**Work to be completed**
Check the entries below for lines with "reduced"; report only how many there are.

|---|

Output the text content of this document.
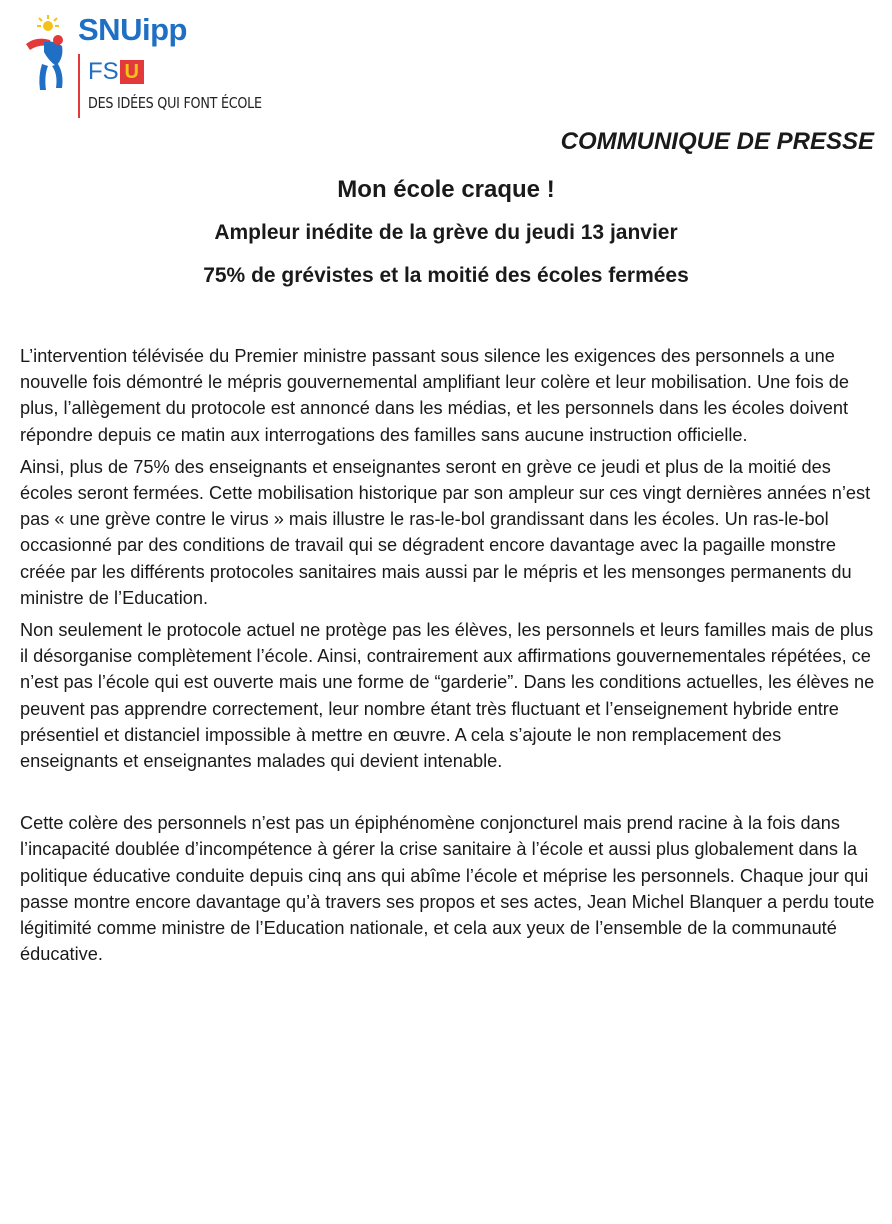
SNUipp
FS U
DES IDÉES QUI FONT ÉCOLE
COMMUNIQUE DE PRESSE
Mon école craque !
Ampleur inédite de la grève du jeudi 13 janvier
75% de grévistes et la moitié des écoles fermées

L’intervention télévisée du Premier ministre passant sous silence les exigences des personnels a une nouvelle fois démontré le mépris gouvernemental amplifiant leur colère et leur mobilisation. Une fois de plus, l’allègement du protocole est annoncé dans les médias, et les personnels dans les écoles doivent répondre depuis ce matin aux interrogations des familles sans aucune instruction officielle.

Ainsi, plus de 75% des enseignants et enseignantes seront en grève ce jeudi et plus de la moitié des écoles seront fermées. Cette mobilisation historique par son ampleur sur ces vingt dernières années n’est pas « une grève contre le virus » mais illustre le ras-le-bol grandissant dans les écoles. Un ras-le-bol occasionné par des conditions de travail qui se dégradent encore davantage avec la pagaille monstre créée par les différents protocoles sanitaires mais aussi par le mépris et les mensonges permanents du ministre de l’Education.

Non seulement le protocole actuel ne protège pas les élèves, les personnels et leurs familles mais de plus il désorganise complètement l’école. Ainsi, contrairement aux affirmations gouvernementales répétées, ce n’est pas l’école qui est ouverte mais une forme de “garderie”. Dans les conditions actuelles, les élèves ne peuvent pas apprendre correctement, leur nombre étant très fluctuant et l’enseignement hybride entre présentiel et distanciel impossible à mettre en œuvre. A cela s’ajoute le non remplacement des enseignants et enseignantes malades qui devient intenable.

Cette colère des personnels n’est pas un épiphénomène conjoncturel mais prend racine à la fois dans l’incapacité doublée d’incompétence à gérer la crise sanitaire à l’école et aussi plus globalement dans la politique éducative conduite depuis cinq ans qui abîme l’école et méprise les personnels. Chaque jour qui passe montre encore davantage qu’à travers ses propos et ses actes, Jean Michel Blanquer a perdu toute légitimité comme ministre de l’Education nationale, et cela aux yeux de l’ensemble de la communauté éducative.
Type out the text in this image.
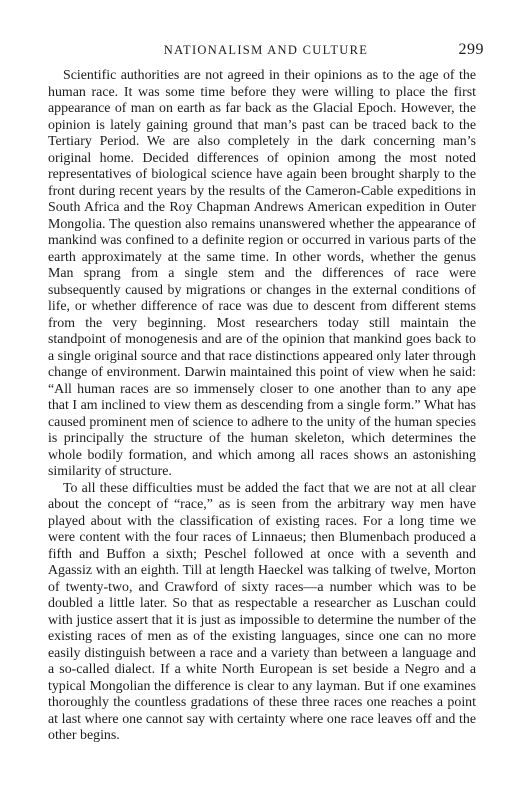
NATIONALISM AND CULTURE	299

Scientific authorities are not agreed in their opinions as to the age of the human race. It was some time before they were willing to place the first appearance of man on earth as far back as the Glacial Epoch. However, the opinion is lately gaining ground that man’s past can be traced back to the Tertiary Period. We are also completely in the dark concerning man’s original home. Decided differences of opinion among the most noted representatives of biological science have again been brought sharply to the front during recent years by the results of the Cameron-Cable expeditions in South Africa and the Roy Chapman Andrews American expedition in Outer Mongolia. The question also remains unanswered whether the appearance of mankind was confined to a definite region or occurred in various parts of the earth approximately at the same time. In other words, whether the genus Man sprang from a single stem and the differences of race were subsequently caused by migrations or changes in the external conditions of life, or whether difference of race was due to descent from different stems from the very beginning. Most researchers today still maintain the standpoint of monogenesis and are of the opinion that mankind goes back to a single original source and that race distinctions appeared only later through change of environment. Darwin maintained this point of view when he said: “All human races are so immensely closer to one another than to any ape that I am inclined to view them as descending from a single form.” What has caused prominent men of science to adhere to the unity of the human species is principally the structure of the human skeleton, which determines the whole bodily formation, and which among all races shows an astonishing similarity of structure.

To all these difficulties must be added the fact that we are not at all clear about the concept of “race,” as is seen from the arbitrary way men have played about with the classification of existing races. For a long time we were content with the four races of Linnaeus; then Blumenbach produced a fifth and Buffon a sixth; Peschel followed at once with a seventh and Agassiz with an eighth. Till at length Haeckel was talking of twelve, Morton of twenty-two, and Crawford of sixty races—a number which was to be doubled a little later. So that as respectable a researcher as Luschan could with justice assert that it is just as impossible to determine the number of the existing races of men as of the existing languages, since one can no more easily distinguish between a race and a variety than between a language and a so-called dialect. If a white North European is set beside a Negro and a typical Mongolian the difference is clear to any layman. But if one examines thoroughly the countless gradations of these three races one reaches a point at last where one cannot say with certainty where one race leaves off and the other begins.
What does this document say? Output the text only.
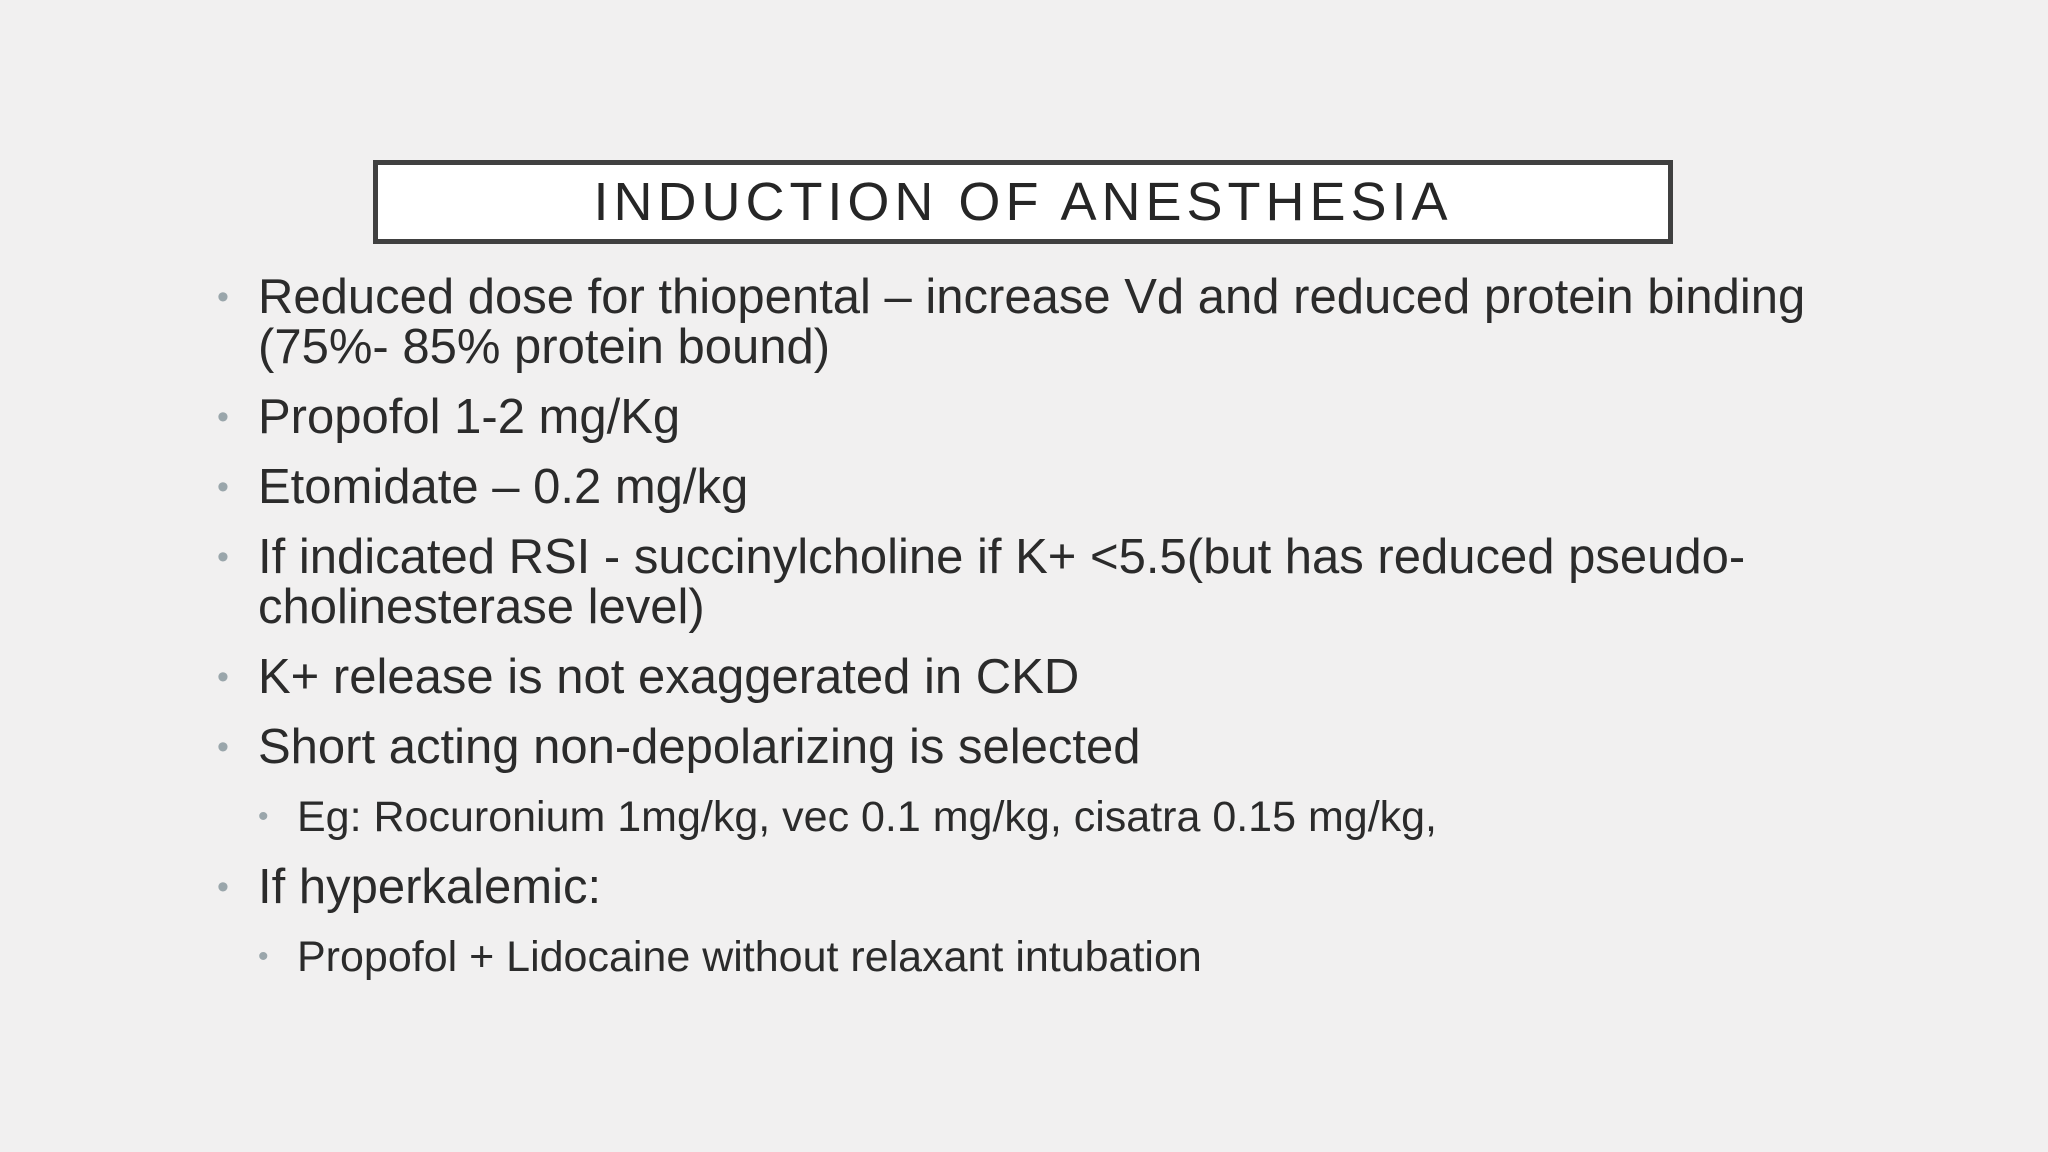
INDUCTION OF ANESTHESIA
• Reduced dose for thiopental – increase Vd and reduced protein binding (75%- 85% protein bound)
• Propofol 1-2 mg/Kg
• Etomidate – 0.2 mg/kg
• If indicated RSI - succinylcholine if K+ <5.5(but has reduced pseudo-cholinesterase level)
• K+ release is not exaggerated in CKD
• Short acting non-depolarizing is selected
• Eg: Rocuronium 1mg/kg, vec 0.1 mg/kg, cisatra 0.15 mg/kg,
• If hyperkalemic:
• Propofol + Lidocaine without relaxant intubation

|---|

**Answer to this task**
2